Items listed in a dataset:
==================================================

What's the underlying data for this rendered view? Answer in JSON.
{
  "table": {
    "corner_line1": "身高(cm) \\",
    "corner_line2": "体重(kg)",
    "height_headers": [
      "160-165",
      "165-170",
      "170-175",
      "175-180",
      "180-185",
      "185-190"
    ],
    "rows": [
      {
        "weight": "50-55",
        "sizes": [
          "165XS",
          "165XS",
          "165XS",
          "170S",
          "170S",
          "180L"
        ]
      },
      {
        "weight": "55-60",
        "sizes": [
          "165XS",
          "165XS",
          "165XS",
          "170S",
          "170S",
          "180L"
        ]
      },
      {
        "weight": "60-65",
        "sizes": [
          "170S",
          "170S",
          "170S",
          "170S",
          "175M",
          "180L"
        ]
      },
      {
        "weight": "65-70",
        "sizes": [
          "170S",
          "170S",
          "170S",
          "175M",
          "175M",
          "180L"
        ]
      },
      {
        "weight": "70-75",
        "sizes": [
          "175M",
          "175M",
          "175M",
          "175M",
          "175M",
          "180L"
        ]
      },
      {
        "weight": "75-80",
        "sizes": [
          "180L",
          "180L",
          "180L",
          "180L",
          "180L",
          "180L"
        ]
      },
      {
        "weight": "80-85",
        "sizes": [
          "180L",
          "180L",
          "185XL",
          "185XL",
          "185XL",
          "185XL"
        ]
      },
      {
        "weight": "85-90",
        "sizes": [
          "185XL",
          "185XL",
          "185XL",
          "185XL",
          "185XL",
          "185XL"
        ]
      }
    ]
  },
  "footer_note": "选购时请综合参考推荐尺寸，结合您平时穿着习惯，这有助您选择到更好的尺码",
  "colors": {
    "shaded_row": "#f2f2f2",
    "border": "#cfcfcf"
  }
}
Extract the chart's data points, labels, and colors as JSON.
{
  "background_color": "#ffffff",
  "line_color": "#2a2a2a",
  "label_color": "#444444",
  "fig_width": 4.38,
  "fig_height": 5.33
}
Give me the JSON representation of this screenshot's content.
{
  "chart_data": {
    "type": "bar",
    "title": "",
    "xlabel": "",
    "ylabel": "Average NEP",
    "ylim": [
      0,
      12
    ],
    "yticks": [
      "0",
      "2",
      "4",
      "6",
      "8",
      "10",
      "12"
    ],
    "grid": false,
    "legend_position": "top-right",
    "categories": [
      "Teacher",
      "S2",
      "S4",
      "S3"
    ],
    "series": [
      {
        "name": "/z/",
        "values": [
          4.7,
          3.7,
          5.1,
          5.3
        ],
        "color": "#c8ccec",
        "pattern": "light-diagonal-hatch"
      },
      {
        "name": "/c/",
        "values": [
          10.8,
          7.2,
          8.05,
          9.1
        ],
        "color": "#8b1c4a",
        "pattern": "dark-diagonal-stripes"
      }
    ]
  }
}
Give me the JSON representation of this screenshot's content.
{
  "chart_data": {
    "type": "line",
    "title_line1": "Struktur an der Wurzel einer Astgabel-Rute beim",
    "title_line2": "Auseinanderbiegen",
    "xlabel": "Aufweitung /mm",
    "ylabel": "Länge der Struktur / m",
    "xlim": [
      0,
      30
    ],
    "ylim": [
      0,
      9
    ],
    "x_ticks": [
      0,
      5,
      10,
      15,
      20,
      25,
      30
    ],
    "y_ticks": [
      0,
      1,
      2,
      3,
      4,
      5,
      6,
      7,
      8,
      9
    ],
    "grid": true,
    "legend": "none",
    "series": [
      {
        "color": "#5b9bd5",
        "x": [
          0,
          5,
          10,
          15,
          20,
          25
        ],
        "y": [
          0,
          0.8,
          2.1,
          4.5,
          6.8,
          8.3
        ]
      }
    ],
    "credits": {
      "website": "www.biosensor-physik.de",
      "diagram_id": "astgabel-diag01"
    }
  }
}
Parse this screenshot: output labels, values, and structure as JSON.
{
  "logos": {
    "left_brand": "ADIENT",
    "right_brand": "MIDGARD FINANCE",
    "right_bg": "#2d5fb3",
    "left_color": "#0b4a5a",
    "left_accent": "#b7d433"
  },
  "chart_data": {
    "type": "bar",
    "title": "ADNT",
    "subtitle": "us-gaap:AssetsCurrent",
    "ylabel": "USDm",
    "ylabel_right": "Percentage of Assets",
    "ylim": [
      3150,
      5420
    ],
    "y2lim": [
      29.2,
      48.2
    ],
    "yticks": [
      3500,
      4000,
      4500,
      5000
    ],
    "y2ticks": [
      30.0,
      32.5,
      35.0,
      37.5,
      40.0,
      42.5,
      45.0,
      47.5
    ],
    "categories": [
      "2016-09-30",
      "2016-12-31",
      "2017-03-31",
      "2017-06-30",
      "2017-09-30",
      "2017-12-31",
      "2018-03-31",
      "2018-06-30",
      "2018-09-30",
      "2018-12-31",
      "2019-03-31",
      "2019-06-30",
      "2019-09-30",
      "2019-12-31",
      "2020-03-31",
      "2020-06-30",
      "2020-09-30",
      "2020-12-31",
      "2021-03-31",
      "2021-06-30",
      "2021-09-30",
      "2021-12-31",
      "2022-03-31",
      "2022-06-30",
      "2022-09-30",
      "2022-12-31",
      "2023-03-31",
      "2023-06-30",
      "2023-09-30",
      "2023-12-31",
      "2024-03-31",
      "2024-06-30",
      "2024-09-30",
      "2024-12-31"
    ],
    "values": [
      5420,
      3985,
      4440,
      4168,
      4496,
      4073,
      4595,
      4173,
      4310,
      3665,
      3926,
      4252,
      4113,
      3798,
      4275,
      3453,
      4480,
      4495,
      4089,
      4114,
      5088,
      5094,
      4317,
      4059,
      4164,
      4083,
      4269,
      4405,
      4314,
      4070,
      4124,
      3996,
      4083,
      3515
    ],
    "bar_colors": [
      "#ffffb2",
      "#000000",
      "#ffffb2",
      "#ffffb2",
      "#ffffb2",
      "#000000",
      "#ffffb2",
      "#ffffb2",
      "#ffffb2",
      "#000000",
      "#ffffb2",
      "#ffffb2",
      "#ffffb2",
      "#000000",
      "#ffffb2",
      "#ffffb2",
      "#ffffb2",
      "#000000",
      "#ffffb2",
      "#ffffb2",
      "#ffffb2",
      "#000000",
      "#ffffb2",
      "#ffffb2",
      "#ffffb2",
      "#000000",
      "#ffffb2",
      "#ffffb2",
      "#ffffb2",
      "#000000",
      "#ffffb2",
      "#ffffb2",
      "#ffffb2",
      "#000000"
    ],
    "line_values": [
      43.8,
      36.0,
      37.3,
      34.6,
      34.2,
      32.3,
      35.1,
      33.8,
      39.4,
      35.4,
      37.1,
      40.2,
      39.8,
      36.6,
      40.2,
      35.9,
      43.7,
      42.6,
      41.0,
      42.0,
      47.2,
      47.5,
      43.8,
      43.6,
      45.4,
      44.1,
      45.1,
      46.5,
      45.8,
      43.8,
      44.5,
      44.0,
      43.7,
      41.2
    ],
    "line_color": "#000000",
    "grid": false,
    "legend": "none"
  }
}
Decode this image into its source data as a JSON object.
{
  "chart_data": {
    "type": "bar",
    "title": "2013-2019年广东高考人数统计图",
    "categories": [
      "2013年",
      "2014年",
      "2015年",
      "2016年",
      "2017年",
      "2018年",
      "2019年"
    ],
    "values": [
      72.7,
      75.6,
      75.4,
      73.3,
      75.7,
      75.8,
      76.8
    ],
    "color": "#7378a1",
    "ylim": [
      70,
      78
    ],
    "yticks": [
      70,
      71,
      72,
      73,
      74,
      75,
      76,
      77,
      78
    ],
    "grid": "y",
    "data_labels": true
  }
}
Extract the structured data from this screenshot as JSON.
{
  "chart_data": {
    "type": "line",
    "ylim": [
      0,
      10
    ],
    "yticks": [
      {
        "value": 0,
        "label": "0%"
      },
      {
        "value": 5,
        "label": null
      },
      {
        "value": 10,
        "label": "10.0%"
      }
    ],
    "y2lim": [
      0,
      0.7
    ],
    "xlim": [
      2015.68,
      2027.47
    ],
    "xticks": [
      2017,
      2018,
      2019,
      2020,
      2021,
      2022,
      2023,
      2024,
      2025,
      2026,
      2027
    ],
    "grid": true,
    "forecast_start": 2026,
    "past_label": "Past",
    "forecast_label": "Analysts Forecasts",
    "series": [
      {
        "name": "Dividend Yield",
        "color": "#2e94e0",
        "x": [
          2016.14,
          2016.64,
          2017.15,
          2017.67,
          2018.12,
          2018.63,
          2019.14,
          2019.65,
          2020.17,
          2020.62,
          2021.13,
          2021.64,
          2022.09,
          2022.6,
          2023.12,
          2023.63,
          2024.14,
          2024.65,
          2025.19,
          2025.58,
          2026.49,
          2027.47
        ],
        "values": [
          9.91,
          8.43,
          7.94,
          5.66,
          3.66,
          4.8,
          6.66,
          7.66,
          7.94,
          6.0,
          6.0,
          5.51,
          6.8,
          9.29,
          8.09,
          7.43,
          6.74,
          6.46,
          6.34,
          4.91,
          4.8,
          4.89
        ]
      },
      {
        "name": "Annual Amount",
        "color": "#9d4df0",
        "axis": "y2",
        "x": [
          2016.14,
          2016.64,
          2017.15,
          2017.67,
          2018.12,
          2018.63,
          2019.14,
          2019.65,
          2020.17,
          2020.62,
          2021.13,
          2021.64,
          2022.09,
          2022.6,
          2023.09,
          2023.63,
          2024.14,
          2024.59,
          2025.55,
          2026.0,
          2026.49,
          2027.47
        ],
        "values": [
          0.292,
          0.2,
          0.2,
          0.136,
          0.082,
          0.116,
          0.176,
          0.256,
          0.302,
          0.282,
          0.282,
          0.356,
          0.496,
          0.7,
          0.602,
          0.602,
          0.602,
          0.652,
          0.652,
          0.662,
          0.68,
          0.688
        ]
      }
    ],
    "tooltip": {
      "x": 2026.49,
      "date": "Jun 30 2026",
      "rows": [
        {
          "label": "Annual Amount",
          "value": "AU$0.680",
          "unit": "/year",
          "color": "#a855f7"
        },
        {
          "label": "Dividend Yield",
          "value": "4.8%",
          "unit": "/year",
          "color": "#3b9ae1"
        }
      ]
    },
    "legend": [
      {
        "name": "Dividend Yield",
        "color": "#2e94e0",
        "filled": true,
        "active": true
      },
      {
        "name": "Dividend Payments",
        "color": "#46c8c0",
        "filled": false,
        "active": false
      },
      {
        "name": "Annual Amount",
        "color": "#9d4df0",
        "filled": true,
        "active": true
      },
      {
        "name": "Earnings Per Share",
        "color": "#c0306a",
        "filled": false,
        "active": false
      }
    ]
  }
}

==================================================

What you need to do: From the listing above, return each line with the word "name".

Finished exercise:
        "name": "/z/",
        "name": "/c/",
        "name": "Dividend Yield",
        "name": "Annual Amount",
        "name": "Dividend Yield",
        "name": "Dividend Payments",
        "name": "Annual Amount",
        "name": "Earnings Per Share",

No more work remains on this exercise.